DIRECTIONS
Your job is to restate each entry word for word.

Source data:
================

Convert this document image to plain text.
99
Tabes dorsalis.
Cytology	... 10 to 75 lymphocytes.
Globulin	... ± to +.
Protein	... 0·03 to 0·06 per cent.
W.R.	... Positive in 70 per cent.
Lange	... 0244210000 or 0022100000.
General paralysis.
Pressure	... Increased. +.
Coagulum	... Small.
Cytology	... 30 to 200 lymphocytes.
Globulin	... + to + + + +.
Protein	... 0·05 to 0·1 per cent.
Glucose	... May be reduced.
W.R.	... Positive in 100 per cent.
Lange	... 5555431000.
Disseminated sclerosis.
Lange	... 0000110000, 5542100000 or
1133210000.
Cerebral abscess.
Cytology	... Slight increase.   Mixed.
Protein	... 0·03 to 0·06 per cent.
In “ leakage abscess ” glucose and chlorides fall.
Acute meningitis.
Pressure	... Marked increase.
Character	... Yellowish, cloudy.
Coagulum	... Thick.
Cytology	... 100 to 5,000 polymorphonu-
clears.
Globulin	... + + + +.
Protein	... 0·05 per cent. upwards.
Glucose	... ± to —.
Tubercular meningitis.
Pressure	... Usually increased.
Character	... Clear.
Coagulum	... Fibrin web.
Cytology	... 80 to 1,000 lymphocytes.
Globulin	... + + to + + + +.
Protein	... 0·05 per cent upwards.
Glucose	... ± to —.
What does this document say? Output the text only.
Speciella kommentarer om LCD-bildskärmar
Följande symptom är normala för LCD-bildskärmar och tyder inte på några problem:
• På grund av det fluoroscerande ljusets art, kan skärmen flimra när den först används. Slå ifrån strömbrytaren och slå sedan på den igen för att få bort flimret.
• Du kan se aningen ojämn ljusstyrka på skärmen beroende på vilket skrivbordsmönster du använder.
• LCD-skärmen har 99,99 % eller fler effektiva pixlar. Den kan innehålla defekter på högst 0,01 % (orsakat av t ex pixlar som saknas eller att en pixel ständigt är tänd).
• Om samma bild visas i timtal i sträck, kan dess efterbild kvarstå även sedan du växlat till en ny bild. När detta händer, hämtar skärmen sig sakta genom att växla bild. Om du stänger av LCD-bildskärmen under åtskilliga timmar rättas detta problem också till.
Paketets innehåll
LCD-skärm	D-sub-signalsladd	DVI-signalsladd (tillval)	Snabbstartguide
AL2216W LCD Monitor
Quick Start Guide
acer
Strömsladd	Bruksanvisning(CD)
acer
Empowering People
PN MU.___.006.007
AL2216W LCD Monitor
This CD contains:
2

================

ANSWER
Convert this document image to plain text.
99
Tabes dorsalis.
Cytology	... 10 to 75 lymphocytes.
Globulin	... ± to +.
Protein	... 0·03 to 0·06 per cent.
W.R.	... Positive in 70 per cent.
Lange	... 0244210000 or 0022100000.
General paralysis.
Pressure	... Increased. +.
Coagulum	... Small.
Cytology	... 30 to 200 lymphocytes.
Globulin	... + to + + + +.
Protein	... 0·05 to 0·1 per cent.
Glucose	... May be reduced.
W.R.	... Positive in 100 per cent.
Lange	... 5555431000.
Disseminated sclerosis.
Lange	... 0000110000, 5542100000 or
1133210000.
Cerebral abscess.
Cytology	... Slight increase.   Mixed.
Protein	... 0·03 to 0·06 per cent.
In “ leakage abscess ” glucose and chlorides fall.
Acute meningitis.
Pressure	... Marked increase.
Character	... Yellowish, cloudy.
Coagulum	... Thick.
Cytology	... 100 to 5,000 polymorphonu-
clears.
Globulin	... + + + +.
Protein	... 0·05 per cent. upwards.
Glucose	... ± to —.
Tubercular meningitis.
Pressure	... Usually increased.
Character	... Clear.
Coagulum	... Fibrin web.
Cytology	... 80 to 1,000 lymphocytes.
Globulin	... + + to + + + +.
Protein	... 0·05 per cent upwards.
Glucose	... ± to —.
What does this document say? Output the text only.
Speciella kommentarer om LCD-bildskärmar
Följande symptom är normala för LCD-bildskärmar och tyder inte på några problem:
• På grund av det fluoroscerande ljusets art, kan skärmen flimra när den först används. Slå ifrån strömbrytaren och slå sedan på den igen för att få bort flimret.
• Du kan se aningen ojämn ljusstyrka på skärmen beroende på vilket skrivbordsmönster du använder.
• LCD-skärmen har 99,99 % eller fler effektiva pixlar. Den kan innehålla defekter på högst 0,01 % (orsakat av t ex pixlar som saknas eller att en pixel ständigt är tänd).
• Om samma bild visas i timtal i sträck, kan dess efterbild kvarstå även sedan du växlat till en ny bild. När detta händer, hämtar skärmen sig sakta genom att växla bild. Om du stänger av LCD-bildskärmen under åtskilliga timmar rättas detta problem också till.
Paketets innehåll
LCD-skärm	D-sub-signalsladd	DVI-signalsladd (tillval)	Snabbstartguide
AL2216W LCD Monitor
Quick Start Guide
acer
Strömsladd	Bruksanvisning(CD)
acer
Empowering People
PN MU.___.006.007
AL2216W LCD Monitor
This CD contains:
2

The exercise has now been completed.